### TO BE DONE
Word for word, retype every entry in the listing.

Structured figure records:
***
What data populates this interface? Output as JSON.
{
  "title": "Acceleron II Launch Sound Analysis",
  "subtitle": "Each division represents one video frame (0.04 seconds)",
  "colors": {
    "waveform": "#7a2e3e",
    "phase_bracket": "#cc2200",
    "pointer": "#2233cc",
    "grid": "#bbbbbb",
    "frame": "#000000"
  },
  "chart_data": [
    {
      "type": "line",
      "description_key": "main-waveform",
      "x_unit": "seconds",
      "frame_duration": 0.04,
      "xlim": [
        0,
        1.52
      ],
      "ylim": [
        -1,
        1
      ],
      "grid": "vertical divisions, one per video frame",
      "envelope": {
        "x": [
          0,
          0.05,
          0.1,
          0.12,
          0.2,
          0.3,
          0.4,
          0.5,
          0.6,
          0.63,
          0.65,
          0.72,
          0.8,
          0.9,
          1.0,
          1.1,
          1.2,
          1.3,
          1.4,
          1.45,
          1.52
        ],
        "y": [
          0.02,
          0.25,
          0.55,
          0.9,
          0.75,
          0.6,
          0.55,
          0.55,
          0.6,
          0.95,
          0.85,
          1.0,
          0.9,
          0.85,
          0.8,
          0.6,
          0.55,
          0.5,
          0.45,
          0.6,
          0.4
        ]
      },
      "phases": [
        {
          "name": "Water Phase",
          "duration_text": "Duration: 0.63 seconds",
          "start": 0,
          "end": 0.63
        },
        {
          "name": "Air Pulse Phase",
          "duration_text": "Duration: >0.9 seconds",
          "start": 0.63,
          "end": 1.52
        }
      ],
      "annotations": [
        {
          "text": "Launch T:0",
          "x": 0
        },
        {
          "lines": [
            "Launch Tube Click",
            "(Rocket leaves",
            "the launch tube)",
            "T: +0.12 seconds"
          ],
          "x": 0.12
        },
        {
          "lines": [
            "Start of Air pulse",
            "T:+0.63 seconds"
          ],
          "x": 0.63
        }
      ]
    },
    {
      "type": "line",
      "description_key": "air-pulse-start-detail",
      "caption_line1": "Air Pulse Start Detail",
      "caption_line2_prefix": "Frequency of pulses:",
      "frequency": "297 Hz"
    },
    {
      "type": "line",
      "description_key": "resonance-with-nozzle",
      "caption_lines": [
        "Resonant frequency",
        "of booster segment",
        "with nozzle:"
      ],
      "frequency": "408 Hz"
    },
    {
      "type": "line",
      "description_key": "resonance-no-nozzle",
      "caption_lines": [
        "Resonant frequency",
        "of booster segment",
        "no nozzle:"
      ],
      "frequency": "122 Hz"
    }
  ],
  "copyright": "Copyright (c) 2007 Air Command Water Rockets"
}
***
### OUTPUT
What data populates this interface? Output as JSON.
{
  "title": "Acceleron II Launch Sound Analysis",
  "subtitle": "Each division represents one video frame (0.04 seconds)",
  "colors": {
    "waveform": "#7a2e3e",
    "phase_bracket": "#cc2200",
    "pointer": "#2233cc",
    "grid": "#bbbbbb",
    "frame": "#000000"
  },
  "chart_data": [
    {
      "type": "line",
      "description_key": "main-waveform",
      "x_unit": "seconds",
      "frame_duration": 0.04,
      "xlim": [
        0,
        1.52
      ],
      "ylim": [
        -1,
        1
      ],
      "grid": "vertical divisions, one per video frame",
      "envelope": {
        "x": [
          0,
          0.05,
          0.1,
          0.12,
          0.2,
          0.3,
          0.4,
          0.5,
          0.6,
          0.63,
          0.65,
          0.72,
          0.8,
          0.9,
          1.0,
          1.1,
          1.2,
          1.3,
          1.4,
          1.45,
          1.52
        ],
        "y": [
          0.02,
          0.25,
          0.55,
          0.9,
          0.75,
          0.6,
          0.55,
          0.55,
          0.6,
          0.95,
          0.85,
          1.0,
          0.9,
          0.85,
          0.8,
          0.6,
          0.55,
          0.5,
          0.45,
          0.6,
          0.4
        ]
      },
      "phases": [
        {
          "name": "Water Phase",
          "duration_text": "Duration: 0.63 seconds",
          "start": 0,
          "end": 0.63
        },
        {
          "name": "Air Pulse Phase",
          "duration_text": "Duration: >0.9 seconds",
          "start": 0.63,
          "end": 1.52
        }
      ],
      "annotations": [
        {
          "text": "Launch T:0",
          "x": 0
        },
        {
          "lines": [
            "Launch Tube Click",
            "(Rocket leaves",
            "the launch tube)",
            "T: +0.12 seconds"
          ],
          "x": 0.12
        },
        {
          "lines": [
            "Start of Air pulse",
            "T:+0.63 seconds"
          ],
          "x": 0.63
        }
      ]
    },
    {
      "type": "line",
      "description_key": "air-pulse-start-detail",
      "caption_line1": "Air Pulse Start Detail",
      "caption_line2_prefix": "Frequency of pulses:",
      "frequency": "297 Hz"
    },
    {
      "type": "line",
      "description_key": "resonance-with-nozzle",
      "caption_lines": [
        "Resonant frequency",
        "of booster segment",
        "with nozzle:"
      ],
      "frequency": "408 Hz"
    },
    {
      "type": "line",
      "description_key": "resonance-no-nozzle",
      "caption_lines": [
        "Resonant frequency",
        "of booster segment",
        "no nozzle:"
      ],
      "frequency": "122 Hz"
    }
  ],
  "copyright": "Copyright (c) 2007 Air Command Water Rockets"
}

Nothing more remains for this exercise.